── Data for this task ──

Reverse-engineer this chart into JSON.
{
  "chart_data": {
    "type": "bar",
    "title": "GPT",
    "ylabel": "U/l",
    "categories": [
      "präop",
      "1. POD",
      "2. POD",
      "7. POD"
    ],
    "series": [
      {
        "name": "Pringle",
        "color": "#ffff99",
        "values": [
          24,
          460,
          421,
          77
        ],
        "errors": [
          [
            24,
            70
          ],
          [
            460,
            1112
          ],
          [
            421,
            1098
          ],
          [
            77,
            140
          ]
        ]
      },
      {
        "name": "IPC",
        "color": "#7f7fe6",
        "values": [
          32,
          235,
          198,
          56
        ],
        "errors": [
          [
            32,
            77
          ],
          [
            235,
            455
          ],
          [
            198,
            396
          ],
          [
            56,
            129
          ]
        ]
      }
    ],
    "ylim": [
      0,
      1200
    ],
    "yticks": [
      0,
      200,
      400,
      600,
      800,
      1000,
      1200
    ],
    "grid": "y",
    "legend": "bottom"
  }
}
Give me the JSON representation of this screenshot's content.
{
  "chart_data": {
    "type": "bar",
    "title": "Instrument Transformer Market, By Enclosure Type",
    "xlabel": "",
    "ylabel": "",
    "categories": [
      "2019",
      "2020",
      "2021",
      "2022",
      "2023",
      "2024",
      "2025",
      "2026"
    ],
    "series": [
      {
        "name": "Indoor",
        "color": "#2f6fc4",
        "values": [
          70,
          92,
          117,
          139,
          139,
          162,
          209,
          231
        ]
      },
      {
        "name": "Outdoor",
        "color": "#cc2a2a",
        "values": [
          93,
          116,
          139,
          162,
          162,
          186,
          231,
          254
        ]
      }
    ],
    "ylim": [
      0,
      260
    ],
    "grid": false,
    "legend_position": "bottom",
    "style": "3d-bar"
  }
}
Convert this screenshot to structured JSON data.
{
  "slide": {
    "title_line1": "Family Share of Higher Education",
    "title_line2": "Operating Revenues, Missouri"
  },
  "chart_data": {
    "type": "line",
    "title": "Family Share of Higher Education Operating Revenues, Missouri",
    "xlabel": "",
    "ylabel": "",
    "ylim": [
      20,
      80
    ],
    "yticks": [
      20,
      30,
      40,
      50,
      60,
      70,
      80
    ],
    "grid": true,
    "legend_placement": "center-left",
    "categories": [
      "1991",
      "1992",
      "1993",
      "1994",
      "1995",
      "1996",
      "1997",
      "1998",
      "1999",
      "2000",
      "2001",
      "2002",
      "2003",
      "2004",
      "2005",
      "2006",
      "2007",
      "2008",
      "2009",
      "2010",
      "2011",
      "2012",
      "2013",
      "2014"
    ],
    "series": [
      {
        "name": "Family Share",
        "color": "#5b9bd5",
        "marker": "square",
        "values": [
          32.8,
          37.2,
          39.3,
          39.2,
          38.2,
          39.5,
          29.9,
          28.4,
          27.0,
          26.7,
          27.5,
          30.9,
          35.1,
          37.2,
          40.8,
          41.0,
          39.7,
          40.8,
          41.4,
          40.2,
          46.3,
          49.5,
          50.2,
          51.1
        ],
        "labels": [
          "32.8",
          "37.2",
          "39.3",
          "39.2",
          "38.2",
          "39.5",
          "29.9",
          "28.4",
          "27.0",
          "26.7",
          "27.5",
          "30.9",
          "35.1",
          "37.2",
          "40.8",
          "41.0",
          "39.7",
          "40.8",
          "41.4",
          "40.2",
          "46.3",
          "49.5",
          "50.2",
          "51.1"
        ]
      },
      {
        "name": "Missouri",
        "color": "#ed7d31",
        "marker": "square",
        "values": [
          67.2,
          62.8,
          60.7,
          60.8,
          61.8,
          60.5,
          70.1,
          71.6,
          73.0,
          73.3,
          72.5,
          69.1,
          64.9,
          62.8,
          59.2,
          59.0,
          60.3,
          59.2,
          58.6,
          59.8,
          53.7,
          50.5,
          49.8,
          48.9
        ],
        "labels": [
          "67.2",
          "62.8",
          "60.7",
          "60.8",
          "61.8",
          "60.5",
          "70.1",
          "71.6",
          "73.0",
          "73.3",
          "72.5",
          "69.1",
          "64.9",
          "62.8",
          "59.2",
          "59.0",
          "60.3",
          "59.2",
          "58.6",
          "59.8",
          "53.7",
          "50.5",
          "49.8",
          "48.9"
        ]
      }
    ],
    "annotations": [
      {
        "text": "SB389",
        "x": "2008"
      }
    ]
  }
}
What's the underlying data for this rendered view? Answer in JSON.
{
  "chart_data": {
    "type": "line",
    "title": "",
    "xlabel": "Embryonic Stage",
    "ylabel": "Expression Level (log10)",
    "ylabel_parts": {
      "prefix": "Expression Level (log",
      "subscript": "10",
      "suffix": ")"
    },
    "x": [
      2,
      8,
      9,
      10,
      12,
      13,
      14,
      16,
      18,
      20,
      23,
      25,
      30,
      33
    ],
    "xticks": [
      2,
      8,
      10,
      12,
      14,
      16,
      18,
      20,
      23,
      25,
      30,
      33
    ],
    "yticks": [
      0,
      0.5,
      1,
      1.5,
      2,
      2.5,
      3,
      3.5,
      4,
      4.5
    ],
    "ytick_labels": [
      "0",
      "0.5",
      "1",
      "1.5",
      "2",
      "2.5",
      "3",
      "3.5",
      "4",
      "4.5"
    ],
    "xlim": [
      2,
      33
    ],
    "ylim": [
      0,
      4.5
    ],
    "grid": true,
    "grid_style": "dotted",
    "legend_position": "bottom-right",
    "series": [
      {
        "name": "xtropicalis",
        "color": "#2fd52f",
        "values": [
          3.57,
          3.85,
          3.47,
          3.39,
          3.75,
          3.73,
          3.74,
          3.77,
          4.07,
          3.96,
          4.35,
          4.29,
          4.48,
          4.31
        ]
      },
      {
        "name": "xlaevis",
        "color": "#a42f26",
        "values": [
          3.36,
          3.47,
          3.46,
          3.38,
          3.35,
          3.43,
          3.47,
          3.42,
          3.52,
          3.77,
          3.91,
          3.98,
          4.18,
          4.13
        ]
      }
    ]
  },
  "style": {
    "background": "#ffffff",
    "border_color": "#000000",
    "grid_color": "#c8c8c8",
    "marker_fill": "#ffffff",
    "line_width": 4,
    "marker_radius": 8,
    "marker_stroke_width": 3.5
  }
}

───

Directive
Identify and list each line with the word "Operating".

The completed task
    "title_line2": "Operating Revenues, Missouri"
    "title": "Family Share of Higher Education Operating Revenues, Missouri",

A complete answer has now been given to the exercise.